--- Start of RAW DATA ---

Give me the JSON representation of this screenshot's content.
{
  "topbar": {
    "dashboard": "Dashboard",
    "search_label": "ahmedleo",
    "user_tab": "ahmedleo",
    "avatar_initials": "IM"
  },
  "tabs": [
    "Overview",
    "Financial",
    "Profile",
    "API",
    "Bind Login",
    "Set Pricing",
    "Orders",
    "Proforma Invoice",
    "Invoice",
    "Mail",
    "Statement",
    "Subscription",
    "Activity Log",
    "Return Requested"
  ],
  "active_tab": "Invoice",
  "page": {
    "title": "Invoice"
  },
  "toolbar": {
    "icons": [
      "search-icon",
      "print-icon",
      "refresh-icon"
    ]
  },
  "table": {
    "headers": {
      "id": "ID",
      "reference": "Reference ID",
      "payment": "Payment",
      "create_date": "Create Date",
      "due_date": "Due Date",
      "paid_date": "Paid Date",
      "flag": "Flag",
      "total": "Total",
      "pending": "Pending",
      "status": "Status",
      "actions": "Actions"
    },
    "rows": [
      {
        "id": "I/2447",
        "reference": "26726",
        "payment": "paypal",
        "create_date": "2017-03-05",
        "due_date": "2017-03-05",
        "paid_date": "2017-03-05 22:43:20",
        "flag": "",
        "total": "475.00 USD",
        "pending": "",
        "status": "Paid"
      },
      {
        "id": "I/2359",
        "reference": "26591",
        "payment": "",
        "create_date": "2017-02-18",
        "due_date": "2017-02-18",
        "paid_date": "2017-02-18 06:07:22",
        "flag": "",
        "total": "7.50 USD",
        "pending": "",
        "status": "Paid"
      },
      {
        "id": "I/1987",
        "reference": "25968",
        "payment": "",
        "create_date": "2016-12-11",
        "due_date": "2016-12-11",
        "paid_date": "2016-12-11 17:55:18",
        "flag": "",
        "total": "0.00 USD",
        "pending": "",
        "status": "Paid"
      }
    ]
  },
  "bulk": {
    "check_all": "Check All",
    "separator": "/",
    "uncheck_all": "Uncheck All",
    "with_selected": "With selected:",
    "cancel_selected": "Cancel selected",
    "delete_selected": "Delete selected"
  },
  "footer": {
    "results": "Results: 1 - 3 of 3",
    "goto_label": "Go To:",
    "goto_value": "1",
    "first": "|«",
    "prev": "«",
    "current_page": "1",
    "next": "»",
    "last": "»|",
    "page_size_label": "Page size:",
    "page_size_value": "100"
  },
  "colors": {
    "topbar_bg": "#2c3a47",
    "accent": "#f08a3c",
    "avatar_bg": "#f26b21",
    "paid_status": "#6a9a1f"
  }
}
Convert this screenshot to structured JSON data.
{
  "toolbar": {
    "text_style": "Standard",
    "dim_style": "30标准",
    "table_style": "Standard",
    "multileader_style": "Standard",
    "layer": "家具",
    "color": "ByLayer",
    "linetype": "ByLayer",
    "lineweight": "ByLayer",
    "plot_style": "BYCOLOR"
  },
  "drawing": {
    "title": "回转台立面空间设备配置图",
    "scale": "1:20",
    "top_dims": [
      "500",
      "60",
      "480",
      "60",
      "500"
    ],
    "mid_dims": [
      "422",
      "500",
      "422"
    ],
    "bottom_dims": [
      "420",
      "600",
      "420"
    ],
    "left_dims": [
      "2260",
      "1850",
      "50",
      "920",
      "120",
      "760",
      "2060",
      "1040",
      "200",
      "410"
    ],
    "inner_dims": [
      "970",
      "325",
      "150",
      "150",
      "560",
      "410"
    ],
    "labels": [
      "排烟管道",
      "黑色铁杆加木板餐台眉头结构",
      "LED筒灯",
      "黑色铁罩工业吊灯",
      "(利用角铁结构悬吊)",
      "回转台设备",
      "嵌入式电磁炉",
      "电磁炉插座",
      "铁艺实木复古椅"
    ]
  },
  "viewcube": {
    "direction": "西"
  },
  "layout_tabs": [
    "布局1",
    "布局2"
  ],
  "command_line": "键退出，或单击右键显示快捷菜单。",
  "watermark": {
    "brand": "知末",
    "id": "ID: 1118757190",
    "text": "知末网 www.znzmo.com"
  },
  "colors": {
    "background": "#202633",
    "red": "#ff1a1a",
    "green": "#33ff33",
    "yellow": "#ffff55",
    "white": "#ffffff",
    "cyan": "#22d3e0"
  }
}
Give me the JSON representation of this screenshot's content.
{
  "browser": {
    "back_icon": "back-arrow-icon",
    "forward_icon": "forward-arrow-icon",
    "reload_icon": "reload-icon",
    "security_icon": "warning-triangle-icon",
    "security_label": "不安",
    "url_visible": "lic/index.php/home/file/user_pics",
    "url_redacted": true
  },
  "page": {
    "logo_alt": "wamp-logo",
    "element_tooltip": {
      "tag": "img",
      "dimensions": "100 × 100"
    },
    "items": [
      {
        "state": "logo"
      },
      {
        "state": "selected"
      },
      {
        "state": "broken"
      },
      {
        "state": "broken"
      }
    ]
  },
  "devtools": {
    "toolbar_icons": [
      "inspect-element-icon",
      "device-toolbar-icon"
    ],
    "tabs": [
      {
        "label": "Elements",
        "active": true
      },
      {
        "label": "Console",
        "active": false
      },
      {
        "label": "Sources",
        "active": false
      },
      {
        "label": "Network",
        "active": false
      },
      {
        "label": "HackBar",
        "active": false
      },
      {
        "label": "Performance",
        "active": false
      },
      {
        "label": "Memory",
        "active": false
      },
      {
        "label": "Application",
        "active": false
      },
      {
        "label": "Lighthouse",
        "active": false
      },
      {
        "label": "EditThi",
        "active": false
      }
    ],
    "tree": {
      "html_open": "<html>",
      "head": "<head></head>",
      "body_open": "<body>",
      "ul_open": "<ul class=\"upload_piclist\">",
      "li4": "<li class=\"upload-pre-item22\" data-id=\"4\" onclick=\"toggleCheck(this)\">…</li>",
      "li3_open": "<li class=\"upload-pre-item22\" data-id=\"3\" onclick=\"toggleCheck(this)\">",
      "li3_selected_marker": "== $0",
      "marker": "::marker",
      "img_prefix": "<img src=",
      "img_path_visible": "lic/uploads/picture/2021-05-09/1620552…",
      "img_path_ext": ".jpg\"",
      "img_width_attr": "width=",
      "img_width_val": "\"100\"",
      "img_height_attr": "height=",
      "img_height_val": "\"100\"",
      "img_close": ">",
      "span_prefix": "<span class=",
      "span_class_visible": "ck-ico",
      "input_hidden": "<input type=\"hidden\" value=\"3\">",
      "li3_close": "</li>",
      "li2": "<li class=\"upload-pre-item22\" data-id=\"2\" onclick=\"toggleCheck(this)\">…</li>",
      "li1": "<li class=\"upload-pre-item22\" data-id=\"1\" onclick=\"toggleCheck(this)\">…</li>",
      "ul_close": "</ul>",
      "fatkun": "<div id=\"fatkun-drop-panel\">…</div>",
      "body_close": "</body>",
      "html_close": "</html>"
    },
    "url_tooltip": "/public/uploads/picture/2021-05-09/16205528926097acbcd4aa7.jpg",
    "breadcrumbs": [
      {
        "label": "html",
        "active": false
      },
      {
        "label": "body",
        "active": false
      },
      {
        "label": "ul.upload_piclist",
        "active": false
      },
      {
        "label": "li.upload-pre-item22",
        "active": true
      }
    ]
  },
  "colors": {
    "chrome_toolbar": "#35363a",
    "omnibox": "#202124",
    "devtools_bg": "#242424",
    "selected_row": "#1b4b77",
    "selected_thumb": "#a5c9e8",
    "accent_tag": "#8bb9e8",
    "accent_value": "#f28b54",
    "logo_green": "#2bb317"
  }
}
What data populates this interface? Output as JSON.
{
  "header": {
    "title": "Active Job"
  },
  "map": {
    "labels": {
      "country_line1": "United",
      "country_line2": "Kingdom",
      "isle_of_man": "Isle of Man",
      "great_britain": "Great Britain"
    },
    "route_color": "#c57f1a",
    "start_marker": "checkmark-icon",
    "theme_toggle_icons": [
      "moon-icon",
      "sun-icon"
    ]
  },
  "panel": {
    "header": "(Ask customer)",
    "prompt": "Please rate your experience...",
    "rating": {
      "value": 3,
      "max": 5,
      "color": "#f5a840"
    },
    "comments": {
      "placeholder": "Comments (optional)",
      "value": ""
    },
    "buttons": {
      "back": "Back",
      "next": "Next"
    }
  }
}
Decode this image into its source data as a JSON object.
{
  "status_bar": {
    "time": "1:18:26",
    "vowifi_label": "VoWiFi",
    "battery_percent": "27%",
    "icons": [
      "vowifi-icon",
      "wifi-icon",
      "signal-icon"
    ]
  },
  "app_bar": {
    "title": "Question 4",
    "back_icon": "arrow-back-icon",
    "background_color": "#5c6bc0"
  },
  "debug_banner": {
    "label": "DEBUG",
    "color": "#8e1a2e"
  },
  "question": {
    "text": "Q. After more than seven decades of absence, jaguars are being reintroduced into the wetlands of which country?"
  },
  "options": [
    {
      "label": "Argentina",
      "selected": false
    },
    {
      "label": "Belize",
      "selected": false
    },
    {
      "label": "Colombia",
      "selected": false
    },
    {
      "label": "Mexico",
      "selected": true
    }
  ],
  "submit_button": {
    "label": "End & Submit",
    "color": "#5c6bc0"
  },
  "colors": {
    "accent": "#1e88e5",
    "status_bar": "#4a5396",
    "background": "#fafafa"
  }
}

--- End of RAW DATA ---

→ **WHAT THE TASK ASKS**
Extract every line containing the string "total" from the material.

→ **RESULT**
      "total": "Total",
        "total": "475.00 USD",
        "total": "7.50 USD",
        "total": "0.00 USD",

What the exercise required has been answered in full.